Produce an exact copy of all the records.

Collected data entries
-=-=-

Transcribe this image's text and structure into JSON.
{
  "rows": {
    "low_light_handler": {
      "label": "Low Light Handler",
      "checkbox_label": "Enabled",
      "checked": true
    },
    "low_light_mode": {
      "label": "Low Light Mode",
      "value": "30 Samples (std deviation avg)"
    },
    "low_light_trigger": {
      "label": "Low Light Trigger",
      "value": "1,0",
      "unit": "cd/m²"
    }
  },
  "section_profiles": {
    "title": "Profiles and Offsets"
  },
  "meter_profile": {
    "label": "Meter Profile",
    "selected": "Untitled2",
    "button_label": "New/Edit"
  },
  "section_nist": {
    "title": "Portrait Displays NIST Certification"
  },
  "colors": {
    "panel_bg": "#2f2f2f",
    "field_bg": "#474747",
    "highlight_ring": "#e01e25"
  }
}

-=-=-

*Task output*
Transcribe this image's text and structure into JSON.
{
  "rows": {
    "low_light_handler": {
      "label": "Low Light Handler",
      "checkbox_label": "Enabled",
      "checked": true
    },
    "low_light_mode": {
      "label": "Low Light Mode",
      "value": "30 Samples (std deviation avg)"
    },
    "low_light_trigger": {
      "label": "Low Light Trigger",
      "value": "1,0",
      "unit": "cd/m²"
    }
  },
  "section_profiles": {
    "title": "Profiles and Offsets"
  },
  "meter_profile": {
    "label": "Meter Profile",
    "selected": "Untitled2",
    "button_label": "New/Edit"
  },
  "section_nist": {
    "title": "Portrait Displays NIST Certification"
  },
  "colors": {
    "panel_bg": "#2f2f2f",
    "field_bg": "#474747",
    "highlight_ring": "#e01e25"
  }
}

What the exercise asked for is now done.